__AUFGABE 1__:
Ermitteln Sie sämtliche Zeilen der Datensätze, in denen die Zeichenfolge „button“ vorkommt, und geben Sie jede dieser Zeilen vollständig wieder.

---------- VORLIEGENDER AUSZUG ----------

Unser letzter Great Walk hier auf der Südinsel Neuseelands.
Er begann mit viel Wasser von oben und von unten. Schon auf der Fahrt zum Trailhead sahen wir diverse Wasserfälle und so startete auch der Track für uns, es prasselte nämlich erheblich und in voller Montur überquerten wir die erste von mindestens 10 weiteren Brücken auf unserem Weg zur Routeburn Falls Hut.
Die Flüsse hatten alle eine mächtige Strömung und die dicken Felsen und Baumstämme wirbelten die Wassermassen kräftig auf.
Der Weg war gut geschottert und mit uns waren noch einige andere Wanderer unterwegs. Die größere Zahl an Menschen kam uns allerdings entgegen und wir fragten uns, warum so viele Leute den Weg anders herum gingen? Aber wahrscheinlich waren das geführte Gruppen, die aus den noblen Lodges kamen. Neben den Huts gibt es hier nämlich schicke Unterkünfte, die eher wie Konferenzzentren aussehen. Bei den geführten Touren gibts natürlich Guides, aber wohl auch Gepäck- und Essenstransport mit dem Hubschrauber, sehr bizarr.
Mittagspause machten wir an der Routeburn Flats Hut, ein bißchen ab von unserem Weg. Es regnete immer noch wie aus Kübeln und wir waren froh, dass die Hütte ein großes Vordach hatte, wo wir trocken sitzen konnten und an unseren Crackern und Müsliriegeln nagen konnten.

---------- EXTRAHIERTE DATENSÄTZE ----------

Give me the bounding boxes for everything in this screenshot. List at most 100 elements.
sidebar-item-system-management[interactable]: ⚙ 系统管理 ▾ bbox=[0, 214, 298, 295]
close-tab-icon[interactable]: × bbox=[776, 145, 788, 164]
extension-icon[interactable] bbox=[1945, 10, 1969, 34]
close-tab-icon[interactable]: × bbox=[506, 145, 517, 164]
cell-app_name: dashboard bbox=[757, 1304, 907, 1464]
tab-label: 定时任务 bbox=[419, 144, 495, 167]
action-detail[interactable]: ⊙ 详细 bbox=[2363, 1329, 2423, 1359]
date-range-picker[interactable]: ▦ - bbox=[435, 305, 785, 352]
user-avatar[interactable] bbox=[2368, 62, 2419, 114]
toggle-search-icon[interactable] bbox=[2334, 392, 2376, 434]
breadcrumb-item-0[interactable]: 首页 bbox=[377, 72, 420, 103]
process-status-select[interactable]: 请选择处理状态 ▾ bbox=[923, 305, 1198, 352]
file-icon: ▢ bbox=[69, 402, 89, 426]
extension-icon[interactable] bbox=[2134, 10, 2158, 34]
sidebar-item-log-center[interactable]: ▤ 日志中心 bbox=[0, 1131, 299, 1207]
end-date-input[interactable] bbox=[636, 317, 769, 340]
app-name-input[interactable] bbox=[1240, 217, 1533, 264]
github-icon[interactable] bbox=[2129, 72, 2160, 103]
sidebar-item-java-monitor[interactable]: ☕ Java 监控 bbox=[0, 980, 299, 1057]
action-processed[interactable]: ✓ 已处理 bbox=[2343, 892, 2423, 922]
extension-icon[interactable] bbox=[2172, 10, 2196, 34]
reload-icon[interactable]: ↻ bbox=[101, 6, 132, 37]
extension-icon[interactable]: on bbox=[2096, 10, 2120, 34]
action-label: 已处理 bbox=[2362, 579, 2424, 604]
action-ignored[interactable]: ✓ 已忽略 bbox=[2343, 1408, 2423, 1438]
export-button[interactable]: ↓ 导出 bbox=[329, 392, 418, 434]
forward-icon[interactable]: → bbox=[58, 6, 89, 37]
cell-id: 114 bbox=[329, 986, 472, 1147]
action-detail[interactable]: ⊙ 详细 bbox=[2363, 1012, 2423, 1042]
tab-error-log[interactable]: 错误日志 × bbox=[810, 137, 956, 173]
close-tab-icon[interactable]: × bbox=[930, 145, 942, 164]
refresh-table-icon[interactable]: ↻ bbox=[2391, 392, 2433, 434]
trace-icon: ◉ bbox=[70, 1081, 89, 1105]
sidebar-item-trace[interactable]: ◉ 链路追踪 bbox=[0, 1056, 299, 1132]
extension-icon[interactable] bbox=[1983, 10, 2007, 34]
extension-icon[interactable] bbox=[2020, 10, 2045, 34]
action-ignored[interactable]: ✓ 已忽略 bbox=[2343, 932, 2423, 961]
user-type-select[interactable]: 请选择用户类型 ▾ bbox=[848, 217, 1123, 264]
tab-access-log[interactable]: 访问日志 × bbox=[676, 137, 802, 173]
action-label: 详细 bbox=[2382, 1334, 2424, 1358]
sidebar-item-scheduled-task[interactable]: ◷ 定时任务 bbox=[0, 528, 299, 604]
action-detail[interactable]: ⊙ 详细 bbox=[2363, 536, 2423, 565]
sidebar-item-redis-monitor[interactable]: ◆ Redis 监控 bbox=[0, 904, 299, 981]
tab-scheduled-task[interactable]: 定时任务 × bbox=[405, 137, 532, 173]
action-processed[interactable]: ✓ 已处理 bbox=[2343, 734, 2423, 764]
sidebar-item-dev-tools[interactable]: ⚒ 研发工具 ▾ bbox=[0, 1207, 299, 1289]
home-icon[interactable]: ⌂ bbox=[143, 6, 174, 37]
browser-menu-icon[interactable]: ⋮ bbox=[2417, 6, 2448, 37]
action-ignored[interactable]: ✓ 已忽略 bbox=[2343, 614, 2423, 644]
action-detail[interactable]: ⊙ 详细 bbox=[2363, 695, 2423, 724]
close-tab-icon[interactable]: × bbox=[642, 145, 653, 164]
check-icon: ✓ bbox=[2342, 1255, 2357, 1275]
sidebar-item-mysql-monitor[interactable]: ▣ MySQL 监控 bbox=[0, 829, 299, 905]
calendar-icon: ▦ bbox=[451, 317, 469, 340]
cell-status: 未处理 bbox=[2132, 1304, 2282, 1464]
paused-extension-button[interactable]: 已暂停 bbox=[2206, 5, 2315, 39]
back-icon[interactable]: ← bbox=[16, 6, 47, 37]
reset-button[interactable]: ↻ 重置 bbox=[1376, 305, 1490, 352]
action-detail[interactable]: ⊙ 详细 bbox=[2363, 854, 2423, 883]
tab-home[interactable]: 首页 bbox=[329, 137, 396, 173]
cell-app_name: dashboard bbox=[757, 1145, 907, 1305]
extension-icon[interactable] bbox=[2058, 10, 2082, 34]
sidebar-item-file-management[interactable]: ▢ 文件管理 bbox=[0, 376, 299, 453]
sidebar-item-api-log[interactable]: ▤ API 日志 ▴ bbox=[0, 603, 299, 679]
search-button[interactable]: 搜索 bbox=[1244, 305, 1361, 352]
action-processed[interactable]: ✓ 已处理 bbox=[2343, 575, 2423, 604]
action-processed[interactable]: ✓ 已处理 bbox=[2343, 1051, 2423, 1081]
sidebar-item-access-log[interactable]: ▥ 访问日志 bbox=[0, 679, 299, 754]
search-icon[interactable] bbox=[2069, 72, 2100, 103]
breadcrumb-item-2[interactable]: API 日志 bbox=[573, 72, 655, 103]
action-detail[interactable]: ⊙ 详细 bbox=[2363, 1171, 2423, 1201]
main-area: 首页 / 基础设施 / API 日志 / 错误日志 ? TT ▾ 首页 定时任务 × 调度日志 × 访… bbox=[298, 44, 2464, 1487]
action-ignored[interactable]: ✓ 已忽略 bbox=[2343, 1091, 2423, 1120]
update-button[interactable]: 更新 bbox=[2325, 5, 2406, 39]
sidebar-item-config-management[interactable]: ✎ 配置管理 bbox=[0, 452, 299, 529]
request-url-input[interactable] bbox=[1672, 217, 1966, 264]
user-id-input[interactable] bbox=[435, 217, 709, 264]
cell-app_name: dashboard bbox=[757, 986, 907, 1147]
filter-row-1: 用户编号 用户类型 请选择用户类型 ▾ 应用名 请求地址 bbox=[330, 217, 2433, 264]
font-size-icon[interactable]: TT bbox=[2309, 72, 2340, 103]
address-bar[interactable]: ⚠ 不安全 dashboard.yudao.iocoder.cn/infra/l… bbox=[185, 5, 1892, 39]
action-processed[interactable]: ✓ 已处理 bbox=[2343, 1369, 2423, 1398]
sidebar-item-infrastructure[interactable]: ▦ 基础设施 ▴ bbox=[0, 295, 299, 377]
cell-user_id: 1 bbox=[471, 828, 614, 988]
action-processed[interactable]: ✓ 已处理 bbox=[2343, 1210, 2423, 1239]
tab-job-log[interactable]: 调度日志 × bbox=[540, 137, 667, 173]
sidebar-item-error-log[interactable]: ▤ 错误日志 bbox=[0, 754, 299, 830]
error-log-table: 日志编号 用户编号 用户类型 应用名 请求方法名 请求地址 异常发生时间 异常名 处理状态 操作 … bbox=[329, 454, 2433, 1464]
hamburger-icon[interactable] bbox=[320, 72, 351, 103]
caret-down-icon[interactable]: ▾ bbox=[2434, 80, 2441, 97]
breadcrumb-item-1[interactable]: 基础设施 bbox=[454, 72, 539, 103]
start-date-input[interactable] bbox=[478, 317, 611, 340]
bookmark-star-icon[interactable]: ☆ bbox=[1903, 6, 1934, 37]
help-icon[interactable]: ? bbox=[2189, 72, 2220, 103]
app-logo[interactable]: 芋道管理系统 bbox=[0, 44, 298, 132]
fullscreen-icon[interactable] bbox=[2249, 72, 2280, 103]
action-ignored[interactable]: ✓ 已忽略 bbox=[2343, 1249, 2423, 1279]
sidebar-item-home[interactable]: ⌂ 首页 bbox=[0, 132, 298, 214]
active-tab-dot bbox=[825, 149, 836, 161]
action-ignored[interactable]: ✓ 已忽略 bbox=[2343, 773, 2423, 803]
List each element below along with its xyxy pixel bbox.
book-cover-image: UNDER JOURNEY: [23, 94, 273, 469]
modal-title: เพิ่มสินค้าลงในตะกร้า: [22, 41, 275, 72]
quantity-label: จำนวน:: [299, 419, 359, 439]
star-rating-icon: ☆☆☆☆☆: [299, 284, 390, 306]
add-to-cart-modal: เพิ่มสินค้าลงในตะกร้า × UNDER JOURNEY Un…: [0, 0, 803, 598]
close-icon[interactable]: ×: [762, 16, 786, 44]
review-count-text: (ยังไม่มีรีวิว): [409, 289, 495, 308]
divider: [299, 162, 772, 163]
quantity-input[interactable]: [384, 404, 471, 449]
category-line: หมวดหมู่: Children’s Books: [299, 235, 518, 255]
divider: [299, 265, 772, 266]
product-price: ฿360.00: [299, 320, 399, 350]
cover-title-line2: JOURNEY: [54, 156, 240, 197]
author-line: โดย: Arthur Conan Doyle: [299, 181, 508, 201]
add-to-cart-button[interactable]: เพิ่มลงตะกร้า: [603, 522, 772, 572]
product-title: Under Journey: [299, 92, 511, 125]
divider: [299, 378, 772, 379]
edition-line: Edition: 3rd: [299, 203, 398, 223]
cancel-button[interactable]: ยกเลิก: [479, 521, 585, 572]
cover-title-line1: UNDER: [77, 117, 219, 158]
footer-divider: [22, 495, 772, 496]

----------

__AUFGABE 2__:
An welcher Hütte wurde laut dem Wanderbericht die Mittagspause eingelegt?

__MUSTERLÖSUNG 1__:
export-button[interactable]: ↓ 导出 bbox=[329, 392, 418, 434]
paused-extension-button[interactable]: 已暂停 bbox=[2206, 5, 2315, 39]
reset-button[interactable]: ↻ 重置 bbox=[1376, 305, 1490, 352]
search-button[interactable]: 搜索 bbox=[1244, 305, 1361, 352]
update-button[interactable]: 更新 bbox=[2325, 5, 2406, 39]
add-to-cart-button[interactable]: เพิ่มลงตะกร้า: [603, 522, 772, 572]
cancel-button[interactable]: ยกเลิก: [479, 521, 585, 572]

__MUSTERLÖSUNG 2__:
An der Routeburn Flats Hut, etwas abseits des Weges.